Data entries
* * * *

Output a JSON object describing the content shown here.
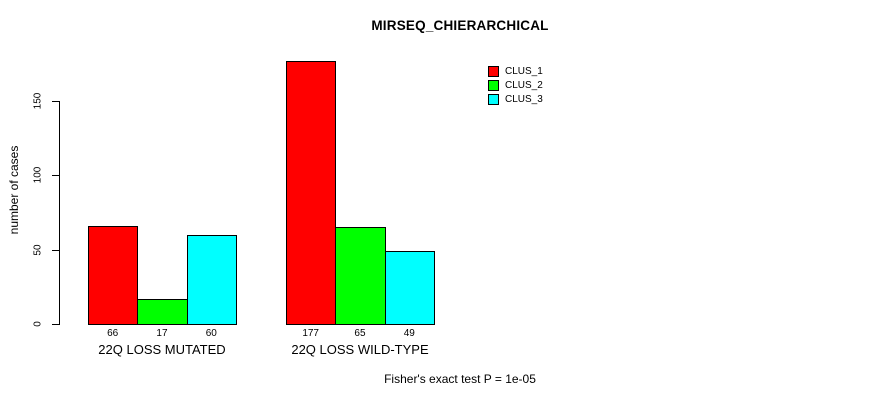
{
  "chart_data": {
    "type": "bar",
    "title": "MIRSEQ_CHIERARCHICAL",
    "xlabel": "",
    "ylabel": "number of cases",
    "categories": [
      "22Q LOSS MUTATED",
      "22Q LOSS WILD-TYPE"
    ],
    "series": [
      {
        "name": "CLUS_1",
        "color": "#FF0000",
        "values": [
          66,
          177
        ]
      },
      {
        "name": "CLUS_2",
        "color": "#00FF00",
        "values": [
          17,
          65
        ]
      },
      {
        "name": "CLUS_3",
        "color": "#00FFFF",
        "values": [
          60,
          49
        ]
      }
    ],
    "bar_value_labels": [
      [
        "66",
        "17",
        "60"
      ],
      [
        "177",
        "65",
        "49"
      ]
    ],
    "yticks": [
      0,
      50,
      100,
      150
    ],
    "ytick_labels": [
      "0",
      "50",
      "100",
      "150"
    ],
    "ylim": [
      0,
      185
    ],
    "grid": false,
    "legend_position": "top-right",
    "legend_entries": [
      "CLUS_1",
      "CLUS_2",
      "CLUS_3"
    ],
    "annotation": "Fisher's exact test P = 1e-05"
  },
  "colors": {
    "background": "#FFFFFF",
    "axis": "#000000",
    "text": "#000000",
    "clus_1": "#FF0000",
    "clus_2": "#00FF00",
    "clus_3": "#00FFFF"
  }
}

* * * *

Leave the pictures out and print the records above exactly as they stand.

Output a JSON object describing the content shown here.
{
  "chart_data": {
    "type": "bar",
    "title": "MIRSEQ_CHIERARCHICAL",
    "xlabel": "",
    "ylabel": "number of cases",
    "categories": [
      "22Q LOSS MUTATED",
      "22Q LOSS WILD-TYPE"
    ],
    "series": [
      {
        "name": "CLUS_1",
        "color": "#FF0000",
        "values": [
          66,
          177
        ]
      },
      {
        "name": "CLUS_2",
        "color": "#00FF00",
        "values": [
          17,
          65
        ]
      },
      {
        "name": "CLUS_3",
        "color": "#00FFFF",
        "values": [
          60,
          49
        ]
      }
    ],
    "bar_value_labels": [
      [
        "66",
        "17",
        "60"
      ],
      [
        "177",
        "65",
        "49"
      ]
    ],
    "yticks": [
      0,
      50,
      100,
      150
    ],
    "ytick_labels": [
      "0",
      "50",
      "100",
      "150"
    ],
    "ylim": [
      0,
      185
    ],
    "grid": false,
    "legend_position": "top-right",
    "legend_entries": [
      "CLUS_1",
      "CLUS_2",
      "CLUS_3"
    ],
    "annotation": "Fisher's exact test P = 1e-05"
  },
  "colors": {
    "background": "#FFFFFF",
    "axis": "#000000",
    "text": "#000000",
    "clus_1": "#FF0000",
    "clus_2": "#00FF00",
    "clus_3": "#00FFFF"
  }
}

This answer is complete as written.